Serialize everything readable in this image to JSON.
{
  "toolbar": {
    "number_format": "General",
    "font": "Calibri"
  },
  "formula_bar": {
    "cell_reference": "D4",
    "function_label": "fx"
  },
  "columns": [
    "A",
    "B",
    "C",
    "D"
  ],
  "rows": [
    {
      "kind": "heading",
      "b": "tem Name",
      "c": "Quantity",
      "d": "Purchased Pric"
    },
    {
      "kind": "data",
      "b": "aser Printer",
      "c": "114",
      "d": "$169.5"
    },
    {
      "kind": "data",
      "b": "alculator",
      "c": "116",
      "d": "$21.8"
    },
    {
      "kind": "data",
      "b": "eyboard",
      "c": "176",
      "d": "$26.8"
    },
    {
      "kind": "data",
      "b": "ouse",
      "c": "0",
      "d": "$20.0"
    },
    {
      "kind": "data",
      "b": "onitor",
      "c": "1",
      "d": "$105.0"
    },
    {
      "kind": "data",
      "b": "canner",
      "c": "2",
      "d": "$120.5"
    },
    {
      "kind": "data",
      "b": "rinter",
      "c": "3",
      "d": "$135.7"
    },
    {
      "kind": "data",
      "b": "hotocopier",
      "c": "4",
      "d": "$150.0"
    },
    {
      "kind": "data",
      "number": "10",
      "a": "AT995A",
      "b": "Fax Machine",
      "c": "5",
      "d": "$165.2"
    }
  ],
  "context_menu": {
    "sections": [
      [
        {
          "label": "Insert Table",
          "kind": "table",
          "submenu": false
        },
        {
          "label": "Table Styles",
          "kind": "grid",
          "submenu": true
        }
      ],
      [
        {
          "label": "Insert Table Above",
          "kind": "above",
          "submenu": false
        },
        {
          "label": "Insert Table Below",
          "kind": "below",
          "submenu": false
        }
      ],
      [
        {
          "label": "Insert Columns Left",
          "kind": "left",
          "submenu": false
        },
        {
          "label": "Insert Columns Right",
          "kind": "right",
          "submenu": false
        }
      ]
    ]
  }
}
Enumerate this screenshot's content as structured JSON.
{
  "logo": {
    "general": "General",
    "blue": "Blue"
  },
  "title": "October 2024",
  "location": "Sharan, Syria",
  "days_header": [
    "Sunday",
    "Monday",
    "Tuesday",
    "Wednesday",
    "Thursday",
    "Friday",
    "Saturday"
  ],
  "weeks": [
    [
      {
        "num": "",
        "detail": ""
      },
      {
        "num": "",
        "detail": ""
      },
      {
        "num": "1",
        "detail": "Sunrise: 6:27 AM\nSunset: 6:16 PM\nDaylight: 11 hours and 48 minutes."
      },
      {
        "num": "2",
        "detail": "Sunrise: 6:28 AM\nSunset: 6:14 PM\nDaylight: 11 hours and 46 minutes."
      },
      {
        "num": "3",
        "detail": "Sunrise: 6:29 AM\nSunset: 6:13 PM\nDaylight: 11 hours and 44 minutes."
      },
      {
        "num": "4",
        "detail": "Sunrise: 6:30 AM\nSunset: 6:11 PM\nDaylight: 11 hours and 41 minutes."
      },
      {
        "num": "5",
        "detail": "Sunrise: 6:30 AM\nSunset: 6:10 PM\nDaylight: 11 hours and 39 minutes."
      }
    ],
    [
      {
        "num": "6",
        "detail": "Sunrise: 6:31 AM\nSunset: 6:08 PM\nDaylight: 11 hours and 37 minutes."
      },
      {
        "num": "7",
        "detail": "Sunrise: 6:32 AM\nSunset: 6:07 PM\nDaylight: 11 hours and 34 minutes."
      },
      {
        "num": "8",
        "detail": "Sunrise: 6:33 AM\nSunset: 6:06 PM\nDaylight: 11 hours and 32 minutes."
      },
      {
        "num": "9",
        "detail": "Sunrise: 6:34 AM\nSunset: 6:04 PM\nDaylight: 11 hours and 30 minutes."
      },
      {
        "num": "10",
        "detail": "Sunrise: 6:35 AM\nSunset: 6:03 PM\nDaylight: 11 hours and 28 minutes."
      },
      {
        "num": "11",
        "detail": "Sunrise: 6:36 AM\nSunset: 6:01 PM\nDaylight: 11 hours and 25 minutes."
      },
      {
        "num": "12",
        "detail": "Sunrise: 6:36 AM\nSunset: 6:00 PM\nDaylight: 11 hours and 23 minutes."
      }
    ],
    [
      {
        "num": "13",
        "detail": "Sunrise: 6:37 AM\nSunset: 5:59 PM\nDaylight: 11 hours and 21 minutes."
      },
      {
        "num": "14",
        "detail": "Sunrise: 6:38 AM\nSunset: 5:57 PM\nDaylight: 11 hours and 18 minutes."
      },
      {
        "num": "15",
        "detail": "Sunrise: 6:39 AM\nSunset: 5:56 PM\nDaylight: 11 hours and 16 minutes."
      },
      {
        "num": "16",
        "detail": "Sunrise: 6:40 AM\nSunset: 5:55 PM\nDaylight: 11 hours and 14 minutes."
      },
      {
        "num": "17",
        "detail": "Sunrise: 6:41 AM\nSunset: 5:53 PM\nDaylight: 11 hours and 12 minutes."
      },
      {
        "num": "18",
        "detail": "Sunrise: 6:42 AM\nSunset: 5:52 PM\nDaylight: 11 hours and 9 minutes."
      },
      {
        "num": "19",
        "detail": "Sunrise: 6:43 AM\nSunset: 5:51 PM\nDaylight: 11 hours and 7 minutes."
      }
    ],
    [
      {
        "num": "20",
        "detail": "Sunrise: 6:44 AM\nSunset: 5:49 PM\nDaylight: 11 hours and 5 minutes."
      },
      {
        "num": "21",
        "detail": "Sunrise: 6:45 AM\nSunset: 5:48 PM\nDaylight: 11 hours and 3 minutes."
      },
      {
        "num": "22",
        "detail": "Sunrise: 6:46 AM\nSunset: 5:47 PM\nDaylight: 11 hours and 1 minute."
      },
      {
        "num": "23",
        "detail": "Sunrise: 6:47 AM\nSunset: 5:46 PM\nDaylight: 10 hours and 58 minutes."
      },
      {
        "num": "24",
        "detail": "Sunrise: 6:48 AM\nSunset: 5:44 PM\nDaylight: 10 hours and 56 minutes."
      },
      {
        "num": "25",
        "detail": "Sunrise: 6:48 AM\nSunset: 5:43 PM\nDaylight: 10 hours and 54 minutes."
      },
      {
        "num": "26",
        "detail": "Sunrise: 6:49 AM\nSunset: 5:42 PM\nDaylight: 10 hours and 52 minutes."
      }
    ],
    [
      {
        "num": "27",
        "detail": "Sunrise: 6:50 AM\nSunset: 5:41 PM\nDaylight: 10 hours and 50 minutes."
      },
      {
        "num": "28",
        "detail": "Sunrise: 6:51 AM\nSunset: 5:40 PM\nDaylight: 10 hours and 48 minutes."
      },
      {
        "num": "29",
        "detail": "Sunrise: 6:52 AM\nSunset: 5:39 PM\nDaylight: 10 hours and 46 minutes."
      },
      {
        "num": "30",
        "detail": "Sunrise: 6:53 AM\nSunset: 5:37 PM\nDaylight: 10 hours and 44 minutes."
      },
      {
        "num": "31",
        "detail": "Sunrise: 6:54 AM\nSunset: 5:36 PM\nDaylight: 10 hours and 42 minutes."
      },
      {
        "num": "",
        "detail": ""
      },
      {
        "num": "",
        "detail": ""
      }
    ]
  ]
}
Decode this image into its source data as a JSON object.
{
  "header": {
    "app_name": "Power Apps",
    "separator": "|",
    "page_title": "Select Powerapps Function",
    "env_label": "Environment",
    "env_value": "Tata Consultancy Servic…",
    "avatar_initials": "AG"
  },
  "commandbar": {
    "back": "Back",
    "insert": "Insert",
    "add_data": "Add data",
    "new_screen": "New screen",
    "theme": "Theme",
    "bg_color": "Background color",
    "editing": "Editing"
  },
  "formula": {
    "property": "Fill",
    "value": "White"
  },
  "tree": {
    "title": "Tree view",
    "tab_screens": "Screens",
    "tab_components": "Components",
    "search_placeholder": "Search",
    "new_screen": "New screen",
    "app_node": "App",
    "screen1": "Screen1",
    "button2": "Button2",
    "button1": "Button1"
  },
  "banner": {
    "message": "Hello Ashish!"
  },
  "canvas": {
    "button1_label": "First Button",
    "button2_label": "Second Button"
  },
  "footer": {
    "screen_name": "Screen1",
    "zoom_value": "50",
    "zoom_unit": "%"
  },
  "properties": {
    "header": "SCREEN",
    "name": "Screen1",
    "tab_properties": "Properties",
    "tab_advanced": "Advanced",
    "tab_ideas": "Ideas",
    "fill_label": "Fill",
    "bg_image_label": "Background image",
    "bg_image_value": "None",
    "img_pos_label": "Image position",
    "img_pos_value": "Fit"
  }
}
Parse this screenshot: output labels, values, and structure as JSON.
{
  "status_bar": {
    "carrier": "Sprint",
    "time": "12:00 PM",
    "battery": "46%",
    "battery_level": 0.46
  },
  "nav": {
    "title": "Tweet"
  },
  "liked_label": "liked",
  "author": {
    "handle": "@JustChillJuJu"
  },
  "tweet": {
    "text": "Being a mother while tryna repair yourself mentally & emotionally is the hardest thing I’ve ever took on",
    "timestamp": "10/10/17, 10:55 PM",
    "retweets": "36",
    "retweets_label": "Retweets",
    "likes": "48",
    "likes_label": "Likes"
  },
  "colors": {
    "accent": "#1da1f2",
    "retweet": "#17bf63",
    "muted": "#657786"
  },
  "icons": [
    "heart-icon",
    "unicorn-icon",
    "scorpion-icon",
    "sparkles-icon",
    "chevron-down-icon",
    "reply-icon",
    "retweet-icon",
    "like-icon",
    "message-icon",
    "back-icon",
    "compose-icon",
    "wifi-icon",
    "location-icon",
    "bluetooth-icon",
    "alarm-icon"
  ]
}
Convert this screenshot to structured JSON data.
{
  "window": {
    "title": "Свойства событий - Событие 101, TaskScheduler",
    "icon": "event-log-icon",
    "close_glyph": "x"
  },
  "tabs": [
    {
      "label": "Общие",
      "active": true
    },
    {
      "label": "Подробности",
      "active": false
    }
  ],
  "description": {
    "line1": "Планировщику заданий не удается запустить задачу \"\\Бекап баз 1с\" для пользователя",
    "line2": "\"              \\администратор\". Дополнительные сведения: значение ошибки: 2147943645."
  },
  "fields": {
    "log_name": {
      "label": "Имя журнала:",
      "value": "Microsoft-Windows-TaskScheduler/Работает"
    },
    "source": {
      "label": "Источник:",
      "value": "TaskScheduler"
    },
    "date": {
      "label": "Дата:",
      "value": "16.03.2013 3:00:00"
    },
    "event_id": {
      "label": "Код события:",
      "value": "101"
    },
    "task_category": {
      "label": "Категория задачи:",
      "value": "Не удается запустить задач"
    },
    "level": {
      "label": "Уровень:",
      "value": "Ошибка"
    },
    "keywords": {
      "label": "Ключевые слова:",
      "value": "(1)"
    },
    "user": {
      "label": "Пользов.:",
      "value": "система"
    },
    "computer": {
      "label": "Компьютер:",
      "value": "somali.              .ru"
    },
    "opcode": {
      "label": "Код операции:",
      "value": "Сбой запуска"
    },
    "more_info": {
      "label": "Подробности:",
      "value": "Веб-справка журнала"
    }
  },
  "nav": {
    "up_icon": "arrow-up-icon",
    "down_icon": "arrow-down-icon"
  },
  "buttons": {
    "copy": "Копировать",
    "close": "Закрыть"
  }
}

------------------------------

| What the task asks |
Say how many lines above contain the string "General". Answer with the number only.

| Worked answer |
2